Entries provided:
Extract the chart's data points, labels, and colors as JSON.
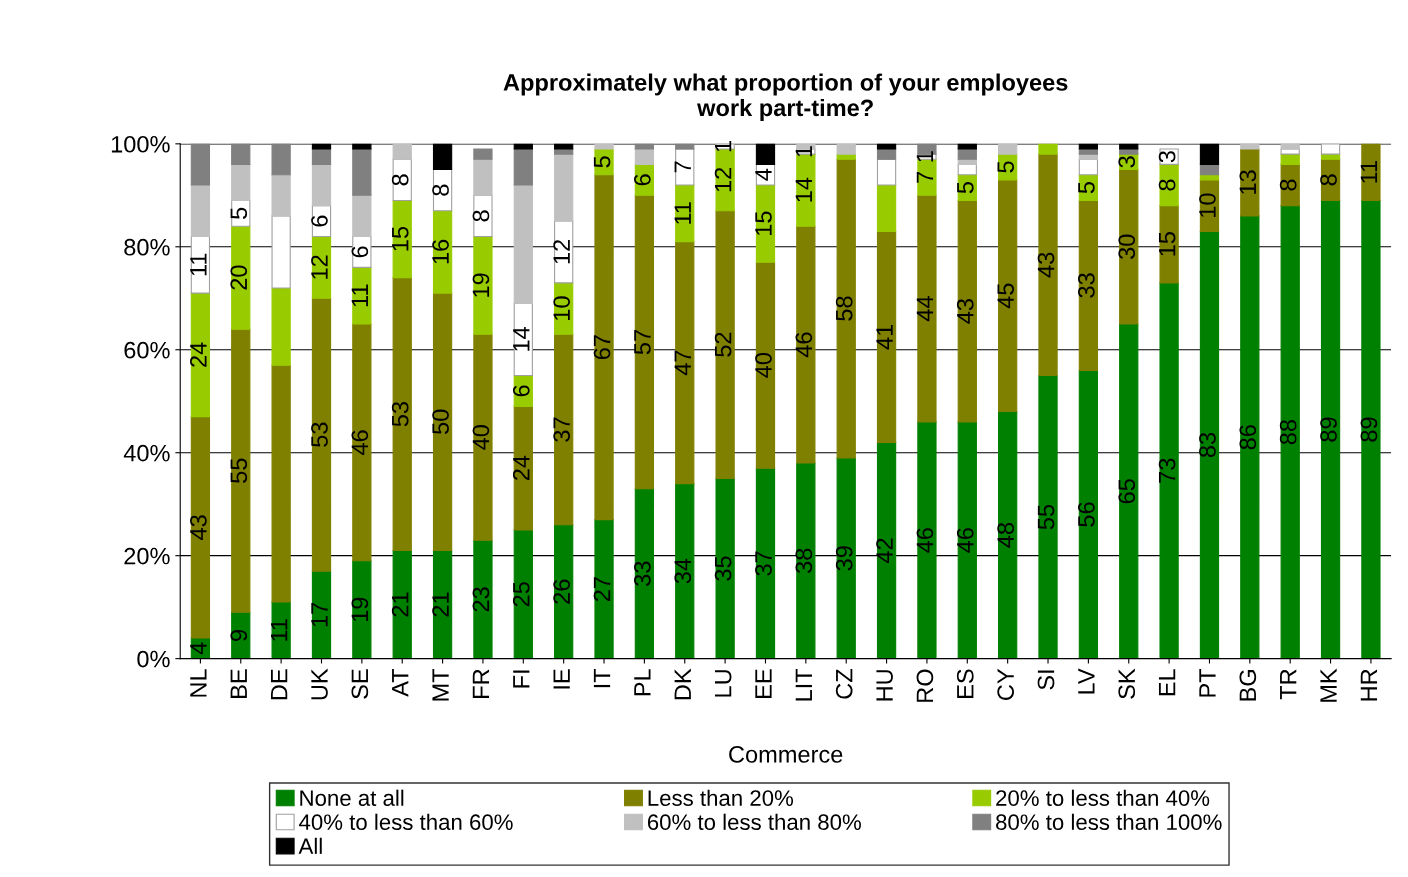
{
  "chart_data": {
    "type": "bar",
    "stacked": true,
    "title": "Approximately what proportion of your employees\nwork part-time?",
    "xlabel": "Commerce",
    "categories": [
      "NL",
      "BE",
      "DE",
      "UK",
      "SE",
      "AT",
      "MT",
      "FR",
      "FI",
      "IE",
      "IT",
      "PL",
      "DK",
      "LU",
      "EE",
      "LIT",
      "CZ",
      "HU",
      "RO",
      "ES",
      "CY",
      "SI",
      "LV",
      "SK",
      "EL",
      "PT",
      "BG",
      "TR",
      "MK",
      "HR"
    ],
    "ylim": [
      0,
      100
    ],
    "yticks": [
      {
        "value": 0,
        "label": "0%"
      },
      {
        "value": 20,
        "label": "20%"
      },
      {
        "value": 40,
        "label": "40%"
      },
      {
        "value": 60,
        "label": "60%"
      },
      {
        "value": 80,
        "label": "80%"
      },
      {
        "value": 100,
        "label": "100%"
      }
    ],
    "grid": "y",
    "legend": "bottom",
    "series": [
      {
        "name": "None at all",
        "color": "#008000",
        "values": [
          4,
          9,
          11,
          17,
          19,
          21,
          21,
          23,
          25,
          26,
          27,
          33,
          34,
          35,
          37,
          38,
          39,
          42,
          46,
          46,
          48,
          55,
          56,
          65,
          73,
          83,
          86,
          88,
          89,
          89
        ],
        "value_labels": [
          "4",
          "9",
          "11",
          "17",
          "19",
          "21",
          "21",
          "23",
          "25",
          "26",
          "27",
          "33",
          "34",
          "35",
          "37",
          "38",
          "39",
          "42",
          "46",
          "46",
          "48",
          "55",
          "56",
          "65",
          "73",
          "83",
          "86",
          "88",
          "89",
          "89"
        ]
      },
      {
        "name": "Less than 20%",
        "color": "#808000",
        "values": [
          43,
          55,
          46,
          53,
          46,
          53,
          50,
          40,
          24,
          37,
          67,
          57,
          47,
          52,
          40,
          46,
          58,
          41,
          44,
          43,
          45,
          43,
          33,
          30,
          15,
          10,
          13,
          8,
          8,
          11
        ],
        "value_labels": [
          "43",
          "55",
          null,
          "53",
          "46",
          "53",
          "50",
          "40",
          "24",
          "37",
          "67",
          "57",
          "47",
          "52",
          "40",
          "46",
          "58",
          "41",
          "44",
          "43",
          "45",
          "43",
          "33",
          "30",
          "15",
          "10",
          "13",
          "8",
          "8",
          "11"
        ]
      },
      {
        "name": "20% to less than 40%",
        "color": "#99cc00",
        "values": [
          24,
          20,
          15,
          12,
          11,
          15,
          16,
          19,
          6,
          10,
          5,
          6,
          11,
          12,
          15,
          14,
          1,
          9,
          7,
          5,
          5,
          2,
          5,
          3,
          8,
          1,
          null,
          2,
          1,
          null
        ],
        "value_labels": [
          "24",
          "20",
          null,
          "12",
          "11",
          "15",
          "16",
          "19",
          "6",
          "10",
          "5",
          "6",
          "11",
          "12",
          "15",
          "14",
          null,
          null,
          "7",
          "5",
          "5",
          null,
          "5",
          "3",
          "8",
          null,
          null,
          null,
          null,
          null
        ]
      },
      {
        "name": "40% to less than 60%",
        "color": "#ffffff",
        "values": [
          11,
          5,
          14,
          6,
          6,
          8,
          8,
          8,
          14,
          12,
          null,
          null,
          7,
          1,
          4,
          1,
          null,
          5,
          1,
          2,
          null,
          null,
          3,
          null,
          3,
          null,
          null,
          1,
          2,
          null
        ],
        "value_labels": [
          "11",
          "5",
          null,
          "6",
          "6",
          "8",
          "8",
          "8",
          "14",
          "12",
          null,
          null,
          "7",
          "1",
          "4",
          "1",
          null,
          null,
          "1",
          null,
          null,
          null,
          null,
          null,
          "3",
          null,
          null,
          null,
          null,
          null
        ]
      },
      {
        "name": "60% to less than 80%",
        "color": "#c0c0c0",
        "values": [
          10,
          7,
          8,
          8,
          8,
          3,
          null,
          7,
          23,
          13,
          1,
          3,
          null,
          null,
          null,
          1,
          2,
          null,
          null,
          1,
          2,
          null,
          1,
          null,
          null,
          null,
          1,
          1,
          null,
          null
        ]
      },
      {
        "name": "80% to less than 100%",
        "color": "#808080",
        "values": [
          8,
          4,
          6,
          3,
          9,
          null,
          null,
          2,
          7,
          1,
          null,
          1,
          1,
          null,
          null,
          null,
          null,
          2,
          2,
          2,
          null,
          null,
          1,
          1,
          null,
          2,
          null,
          null,
          null,
          null
        ]
      },
      {
        "name": "All",
        "color": "#000000",
        "values": [
          null,
          null,
          null,
          1,
          1,
          null,
          5,
          null,
          1,
          1,
          null,
          null,
          null,
          null,
          4,
          null,
          null,
          1,
          null,
          1,
          null,
          null,
          1,
          1,
          null,
          4,
          null,
          null,
          null,
          null
        ]
      }
    ]
  }
}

Given exercise:
From the entries above, copy out every line where the string "name" appears.

Exercise result:
        "name": "None at all",
        "name": "Less than 20%",
        "name": "20% to less than 40%",
        "name": "40% to less than 60%",
        "name": "60% to less than 80%",
        "name": "80% to less than 100%",
        "name": "All",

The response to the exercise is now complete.